Select and copy out every line in the records containing "screenshot".

──────── TASK MATERIAL

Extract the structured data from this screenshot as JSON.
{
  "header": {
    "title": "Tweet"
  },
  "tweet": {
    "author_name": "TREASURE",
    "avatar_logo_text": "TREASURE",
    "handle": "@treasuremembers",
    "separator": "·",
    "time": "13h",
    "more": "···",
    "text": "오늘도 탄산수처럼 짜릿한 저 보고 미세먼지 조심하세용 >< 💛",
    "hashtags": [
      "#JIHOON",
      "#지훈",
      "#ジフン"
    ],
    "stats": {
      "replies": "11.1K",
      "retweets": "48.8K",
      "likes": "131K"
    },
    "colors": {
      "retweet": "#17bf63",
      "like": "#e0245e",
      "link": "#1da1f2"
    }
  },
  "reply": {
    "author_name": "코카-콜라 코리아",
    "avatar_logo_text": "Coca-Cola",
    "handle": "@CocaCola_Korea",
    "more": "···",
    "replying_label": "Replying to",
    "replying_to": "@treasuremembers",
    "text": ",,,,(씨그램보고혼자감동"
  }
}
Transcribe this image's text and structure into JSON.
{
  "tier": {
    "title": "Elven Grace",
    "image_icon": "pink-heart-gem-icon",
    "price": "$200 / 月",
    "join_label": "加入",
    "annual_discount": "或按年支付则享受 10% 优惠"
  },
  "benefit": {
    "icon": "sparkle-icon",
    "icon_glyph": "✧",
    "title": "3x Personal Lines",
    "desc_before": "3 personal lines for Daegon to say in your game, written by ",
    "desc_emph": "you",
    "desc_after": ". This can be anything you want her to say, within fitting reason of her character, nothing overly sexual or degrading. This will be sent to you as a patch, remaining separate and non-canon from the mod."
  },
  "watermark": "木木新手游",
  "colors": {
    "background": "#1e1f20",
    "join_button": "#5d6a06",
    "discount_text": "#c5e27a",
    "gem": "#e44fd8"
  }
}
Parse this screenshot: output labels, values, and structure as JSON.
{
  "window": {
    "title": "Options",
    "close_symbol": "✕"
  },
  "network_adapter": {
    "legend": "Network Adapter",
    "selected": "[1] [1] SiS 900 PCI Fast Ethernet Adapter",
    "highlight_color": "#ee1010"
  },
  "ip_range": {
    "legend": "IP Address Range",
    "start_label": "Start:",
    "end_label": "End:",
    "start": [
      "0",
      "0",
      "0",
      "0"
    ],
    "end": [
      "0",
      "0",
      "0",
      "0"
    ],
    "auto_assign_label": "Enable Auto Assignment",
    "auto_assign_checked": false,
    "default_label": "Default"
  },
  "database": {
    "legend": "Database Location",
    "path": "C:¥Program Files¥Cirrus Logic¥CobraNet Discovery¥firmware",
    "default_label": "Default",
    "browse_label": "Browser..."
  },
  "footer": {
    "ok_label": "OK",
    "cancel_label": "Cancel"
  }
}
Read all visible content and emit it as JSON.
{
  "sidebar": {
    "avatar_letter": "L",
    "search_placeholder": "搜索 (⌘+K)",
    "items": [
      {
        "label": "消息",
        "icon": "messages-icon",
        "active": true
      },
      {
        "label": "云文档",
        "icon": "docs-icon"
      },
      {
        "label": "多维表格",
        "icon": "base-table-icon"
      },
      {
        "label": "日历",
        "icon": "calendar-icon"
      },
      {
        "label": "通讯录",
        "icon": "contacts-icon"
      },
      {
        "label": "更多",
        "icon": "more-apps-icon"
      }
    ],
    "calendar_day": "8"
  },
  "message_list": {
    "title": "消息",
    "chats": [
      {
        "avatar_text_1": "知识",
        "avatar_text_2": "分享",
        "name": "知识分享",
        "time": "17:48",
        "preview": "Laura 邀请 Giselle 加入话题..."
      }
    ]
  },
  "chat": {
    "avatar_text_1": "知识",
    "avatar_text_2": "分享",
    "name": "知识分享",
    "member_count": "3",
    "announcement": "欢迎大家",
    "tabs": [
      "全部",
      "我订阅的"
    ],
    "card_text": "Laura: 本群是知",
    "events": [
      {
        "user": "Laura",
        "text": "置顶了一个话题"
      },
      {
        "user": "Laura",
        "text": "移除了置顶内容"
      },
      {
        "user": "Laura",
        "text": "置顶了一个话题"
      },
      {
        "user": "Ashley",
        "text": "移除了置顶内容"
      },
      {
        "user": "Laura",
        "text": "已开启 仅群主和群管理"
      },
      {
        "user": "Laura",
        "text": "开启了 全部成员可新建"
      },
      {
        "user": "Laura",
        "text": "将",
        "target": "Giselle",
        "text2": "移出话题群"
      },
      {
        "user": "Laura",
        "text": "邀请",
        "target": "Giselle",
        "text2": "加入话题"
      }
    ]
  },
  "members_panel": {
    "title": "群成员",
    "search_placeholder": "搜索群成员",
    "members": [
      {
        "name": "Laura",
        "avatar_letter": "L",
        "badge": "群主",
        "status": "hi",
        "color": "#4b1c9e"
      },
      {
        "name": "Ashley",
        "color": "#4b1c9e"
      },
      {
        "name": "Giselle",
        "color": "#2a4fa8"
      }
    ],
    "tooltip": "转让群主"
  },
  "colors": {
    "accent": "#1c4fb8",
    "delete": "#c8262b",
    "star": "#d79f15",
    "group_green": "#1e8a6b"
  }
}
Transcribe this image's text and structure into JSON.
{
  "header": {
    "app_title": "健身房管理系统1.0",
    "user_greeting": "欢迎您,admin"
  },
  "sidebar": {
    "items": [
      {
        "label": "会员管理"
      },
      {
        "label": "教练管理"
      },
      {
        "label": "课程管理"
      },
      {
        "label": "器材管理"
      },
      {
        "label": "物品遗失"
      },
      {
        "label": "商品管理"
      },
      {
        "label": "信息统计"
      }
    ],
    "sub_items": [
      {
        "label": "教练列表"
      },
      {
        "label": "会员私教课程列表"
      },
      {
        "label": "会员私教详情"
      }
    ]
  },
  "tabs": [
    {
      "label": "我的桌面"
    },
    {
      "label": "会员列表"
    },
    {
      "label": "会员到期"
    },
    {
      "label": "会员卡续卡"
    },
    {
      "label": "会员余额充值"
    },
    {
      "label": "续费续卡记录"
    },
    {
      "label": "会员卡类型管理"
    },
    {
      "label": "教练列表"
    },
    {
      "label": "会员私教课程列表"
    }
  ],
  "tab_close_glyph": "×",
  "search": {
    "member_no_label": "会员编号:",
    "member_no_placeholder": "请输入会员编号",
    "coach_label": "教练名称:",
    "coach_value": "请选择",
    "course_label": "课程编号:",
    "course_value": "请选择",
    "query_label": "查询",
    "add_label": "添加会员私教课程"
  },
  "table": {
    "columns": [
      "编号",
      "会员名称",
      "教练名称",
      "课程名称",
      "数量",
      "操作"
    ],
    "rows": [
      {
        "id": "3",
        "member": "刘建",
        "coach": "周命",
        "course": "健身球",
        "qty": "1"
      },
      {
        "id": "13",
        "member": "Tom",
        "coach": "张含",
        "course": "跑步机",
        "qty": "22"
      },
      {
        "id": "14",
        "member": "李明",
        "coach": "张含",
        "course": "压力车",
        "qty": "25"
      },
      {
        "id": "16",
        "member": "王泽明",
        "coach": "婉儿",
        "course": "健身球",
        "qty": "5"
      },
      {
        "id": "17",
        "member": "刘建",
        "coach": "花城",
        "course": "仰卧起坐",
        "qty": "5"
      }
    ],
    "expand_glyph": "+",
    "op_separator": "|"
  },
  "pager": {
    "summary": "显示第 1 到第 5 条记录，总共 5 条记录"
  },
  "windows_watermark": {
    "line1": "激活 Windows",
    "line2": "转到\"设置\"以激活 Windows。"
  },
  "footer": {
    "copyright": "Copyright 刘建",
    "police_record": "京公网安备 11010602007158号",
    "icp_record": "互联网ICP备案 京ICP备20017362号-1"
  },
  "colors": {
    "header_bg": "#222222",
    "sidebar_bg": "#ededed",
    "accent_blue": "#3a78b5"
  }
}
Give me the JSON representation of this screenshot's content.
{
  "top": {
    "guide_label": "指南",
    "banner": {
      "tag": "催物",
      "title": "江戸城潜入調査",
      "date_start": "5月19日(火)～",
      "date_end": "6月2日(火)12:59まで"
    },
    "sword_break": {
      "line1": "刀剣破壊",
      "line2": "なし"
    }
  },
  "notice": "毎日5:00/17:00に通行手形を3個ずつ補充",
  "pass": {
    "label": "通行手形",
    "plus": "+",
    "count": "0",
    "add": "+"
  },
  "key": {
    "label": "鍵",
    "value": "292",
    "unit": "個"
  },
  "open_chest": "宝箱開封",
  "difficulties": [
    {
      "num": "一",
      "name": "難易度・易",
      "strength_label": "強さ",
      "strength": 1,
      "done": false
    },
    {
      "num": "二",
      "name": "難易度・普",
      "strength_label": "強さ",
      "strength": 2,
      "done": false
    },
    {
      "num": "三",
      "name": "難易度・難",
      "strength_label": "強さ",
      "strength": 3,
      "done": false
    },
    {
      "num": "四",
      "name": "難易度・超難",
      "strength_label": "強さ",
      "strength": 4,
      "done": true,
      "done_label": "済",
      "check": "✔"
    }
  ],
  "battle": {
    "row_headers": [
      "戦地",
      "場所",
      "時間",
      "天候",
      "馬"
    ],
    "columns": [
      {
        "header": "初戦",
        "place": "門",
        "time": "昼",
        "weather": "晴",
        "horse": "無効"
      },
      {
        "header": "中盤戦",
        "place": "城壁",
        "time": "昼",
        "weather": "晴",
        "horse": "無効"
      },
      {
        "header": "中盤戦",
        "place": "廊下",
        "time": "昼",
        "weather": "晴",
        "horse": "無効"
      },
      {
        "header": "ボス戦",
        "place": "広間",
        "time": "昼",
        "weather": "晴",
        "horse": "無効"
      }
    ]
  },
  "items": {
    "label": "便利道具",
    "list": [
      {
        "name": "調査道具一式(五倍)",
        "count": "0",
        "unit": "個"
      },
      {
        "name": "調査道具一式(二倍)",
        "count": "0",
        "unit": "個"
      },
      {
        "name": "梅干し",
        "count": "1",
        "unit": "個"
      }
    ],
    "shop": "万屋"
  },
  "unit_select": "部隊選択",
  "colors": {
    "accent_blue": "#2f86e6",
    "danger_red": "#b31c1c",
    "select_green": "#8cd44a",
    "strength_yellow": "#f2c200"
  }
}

────────────────

- **OUTPUT BELOW**
Extract the structured data from this screenshot as JSON.
Parse this screenshot: output labels, values, and structure as JSON.
Give me the JSON representation of this screenshot's content.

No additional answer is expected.